Task to carry out: Copy out each line below exactly as it appears.

Supplied material:
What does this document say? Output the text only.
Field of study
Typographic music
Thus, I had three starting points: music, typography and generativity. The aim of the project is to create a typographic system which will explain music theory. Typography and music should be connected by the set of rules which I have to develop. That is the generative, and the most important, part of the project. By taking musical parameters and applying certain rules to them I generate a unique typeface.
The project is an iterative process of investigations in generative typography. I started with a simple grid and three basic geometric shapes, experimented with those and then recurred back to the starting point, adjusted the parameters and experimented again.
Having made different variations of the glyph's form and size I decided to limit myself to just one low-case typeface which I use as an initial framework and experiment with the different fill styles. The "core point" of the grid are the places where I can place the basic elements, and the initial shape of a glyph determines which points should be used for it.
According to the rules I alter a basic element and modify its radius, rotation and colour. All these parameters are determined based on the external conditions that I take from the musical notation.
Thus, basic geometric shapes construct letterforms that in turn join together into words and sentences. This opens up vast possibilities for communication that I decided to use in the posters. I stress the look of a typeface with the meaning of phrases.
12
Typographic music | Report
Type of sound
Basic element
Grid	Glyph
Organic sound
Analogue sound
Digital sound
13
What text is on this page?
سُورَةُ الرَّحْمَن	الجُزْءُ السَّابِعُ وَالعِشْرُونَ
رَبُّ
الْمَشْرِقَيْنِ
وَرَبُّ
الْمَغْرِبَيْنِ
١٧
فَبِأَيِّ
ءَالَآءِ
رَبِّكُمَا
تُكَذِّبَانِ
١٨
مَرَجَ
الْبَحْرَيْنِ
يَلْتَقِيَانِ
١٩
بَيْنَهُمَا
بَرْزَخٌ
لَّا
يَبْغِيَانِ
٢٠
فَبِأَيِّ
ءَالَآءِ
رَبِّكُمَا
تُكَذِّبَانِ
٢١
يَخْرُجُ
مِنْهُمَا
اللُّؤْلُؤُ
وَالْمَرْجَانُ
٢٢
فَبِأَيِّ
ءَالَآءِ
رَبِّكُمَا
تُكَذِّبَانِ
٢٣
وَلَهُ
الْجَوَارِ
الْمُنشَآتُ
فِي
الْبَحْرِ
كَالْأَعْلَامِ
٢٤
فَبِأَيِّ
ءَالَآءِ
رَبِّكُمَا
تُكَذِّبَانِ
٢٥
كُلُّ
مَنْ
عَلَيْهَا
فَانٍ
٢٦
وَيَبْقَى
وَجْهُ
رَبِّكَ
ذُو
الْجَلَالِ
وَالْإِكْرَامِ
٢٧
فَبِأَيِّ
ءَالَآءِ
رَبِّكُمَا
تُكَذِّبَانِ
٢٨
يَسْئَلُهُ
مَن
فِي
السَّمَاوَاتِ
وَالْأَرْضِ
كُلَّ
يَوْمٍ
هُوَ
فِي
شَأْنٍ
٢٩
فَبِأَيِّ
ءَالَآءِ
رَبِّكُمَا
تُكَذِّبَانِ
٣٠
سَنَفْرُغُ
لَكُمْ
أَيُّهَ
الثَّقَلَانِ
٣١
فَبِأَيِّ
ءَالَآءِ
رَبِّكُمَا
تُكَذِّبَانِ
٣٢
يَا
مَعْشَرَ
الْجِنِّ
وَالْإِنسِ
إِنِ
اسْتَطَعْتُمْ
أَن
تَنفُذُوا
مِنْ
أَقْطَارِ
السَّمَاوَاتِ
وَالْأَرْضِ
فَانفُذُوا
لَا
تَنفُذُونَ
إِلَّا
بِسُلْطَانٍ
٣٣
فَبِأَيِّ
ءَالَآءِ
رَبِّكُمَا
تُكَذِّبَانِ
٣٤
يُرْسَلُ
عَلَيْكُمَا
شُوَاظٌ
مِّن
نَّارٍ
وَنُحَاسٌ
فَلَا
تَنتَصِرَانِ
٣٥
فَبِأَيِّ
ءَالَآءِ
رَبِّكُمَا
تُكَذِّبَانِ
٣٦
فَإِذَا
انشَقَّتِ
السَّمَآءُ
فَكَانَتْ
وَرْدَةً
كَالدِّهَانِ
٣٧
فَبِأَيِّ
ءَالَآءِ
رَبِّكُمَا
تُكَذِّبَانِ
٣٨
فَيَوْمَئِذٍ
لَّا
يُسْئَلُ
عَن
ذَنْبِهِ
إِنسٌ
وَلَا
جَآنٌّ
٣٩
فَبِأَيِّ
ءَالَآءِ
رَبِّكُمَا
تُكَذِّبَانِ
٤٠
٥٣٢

Solution:
What does this document say? Output the text only.
Field of study
Typographic music
Thus, I had three starting points: music, typography and generativity. The aim of the project is to create a typographic system which will explain music theory. Typography and music should be connected by the set of rules which I have to develop. That is the generative, and the most important, part of the project. By taking musical parameters and applying certain rules to them I generate a unique typeface.
The project is an iterative process of investigations in generative typography. I started with a simple grid and three basic geometric shapes, experimented with those and then recurred back to the starting point, adjusted the parameters and experimented again.
Having made different variations of the glyph's form and size I decided to limit myself to just one low-case typeface which I use as an initial framework and experiment with the different fill styles. The "core point" of the grid are the places where I can place the basic elements, and the initial shape of a glyph determines which points should be used for it.
According to the rules I alter a basic element and modify its radius, rotation and colour. All these parameters are determined based on the external conditions that I take from the musical notation.
Thus, basic geometric shapes construct letterforms that in turn join together into words and sentences. This opens up vast possibilities for communication that I decided to use in the posters. I stress the look of a typeface with the meaning of phrases.
12
Typographic music | Report
Type of sound
Basic element
Grid	Glyph
Organic sound
Analogue sound
Digital sound
13
What text is on this page?
سُورَةُ الرَّحْمَن	الجُزْءُ السَّابِعُ وَالعِشْرُونَ
رَبُّ
الْمَشْرِقَيْنِ
وَرَبُّ
الْمَغْرِبَيْنِ
١٧
فَبِأَيِّ
ءَالَآءِ
رَبِّكُمَا
تُكَذِّبَانِ
١٨
مَرَجَ
الْبَحْرَيْنِ
يَلْتَقِيَانِ
١٩
بَيْنَهُمَا
بَرْزَخٌ
لَّا
يَبْغِيَانِ
٢٠
فَبِأَيِّ
ءَالَآءِ
رَبِّكُمَا
تُكَذِّبَانِ
٢١
يَخْرُجُ
مِنْهُمَا
اللُّؤْلُؤُ
وَالْمَرْجَانُ
٢٢
فَبِأَيِّ
ءَالَآءِ
رَبِّكُمَا
تُكَذِّبَانِ
٢٣
وَلَهُ
الْجَوَارِ
الْمُنشَآتُ
فِي
الْبَحْرِ
كَالْأَعْلَامِ
٢٤
فَبِأَيِّ
ءَالَآءِ
رَبِّكُمَا
تُكَذِّبَانِ
٢٥
كُلُّ
مَنْ
عَلَيْهَا
فَانٍ
٢٦
وَيَبْقَى
وَجْهُ
رَبِّكَ
ذُو
الْجَلَالِ
وَالْإِكْرَامِ
٢٧
فَبِأَيِّ
ءَالَآءِ
رَبِّكُمَا
تُكَذِّبَانِ
٢٨
يَسْئَلُهُ
مَن
فِي
السَّمَاوَاتِ
وَالْأَرْضِ
كُلَّ
يَوْمٍ
هُوَ
فِي
شَأْنٍ
٢٩
فَبِأَيِّ
ءَالَآءِ
رَبِّكُمَا
تُكَذِّبَانِ
٣٠
سَنَفْرُغُ
لَكُمْ
أَيُّهَ
الثَّقَلَانِ
٣١
فَبِأَيِّ
ءَالَآءِ
رَبِّكُمَا
تُكَذِّبَانِ
٣٢
يَا
مَعْشَرَ
الْجِنِّ
وَالْإِنسِ
إِنِ
اسْتَطَعْتُمْ
أَن
تَنفُذُوا
مِنْ
أَقْطَارِ
السَّمَاوَاتِ
وَالْأَرْضِ
فَانفُذُوا
لَا
تَنفُذُونَ
إِلَّا
بِسُلْطَانٍ
٣٣
فَبِأَيِّ
ءَالَآءِ
رَبِّكُمَا
تُكَذِّبَانِ
٣٤
يُرْسَلُ
عَلَيْكُمَا
شُوَاظٌ
مِّن
نَّارٍ
وَنُحَاسٌ
فَلَا
تَنتَصِرَانِ
٣٥
فَبِأَيِّ
ءَالَآءِ
رَبِّكُمَا
تُكَذِّبَانِ
٣٦
فَإِذَا
انشَقَّتِ
السَّمَآءُ
فَكَانَتْ
وَرْدَةً
كَالدِّهَانِ
٣٧
فَبِأَيِّ
ءَالَآءِ
رَبِّكُمَا
تُكَذِّبَانِ
٣٨
فَيَوْمَئِذٍ
لَّا
يُسْئَلُ
عَن
ذَنْبِهِ
إِنسٌ
وَلَا
جَآنٌّ
٣٩
فَبِأَيِّ
ءَالَآءِ
رَبِّكُمَا
تُكَذِّبَانِ
٤٠
٥٣٢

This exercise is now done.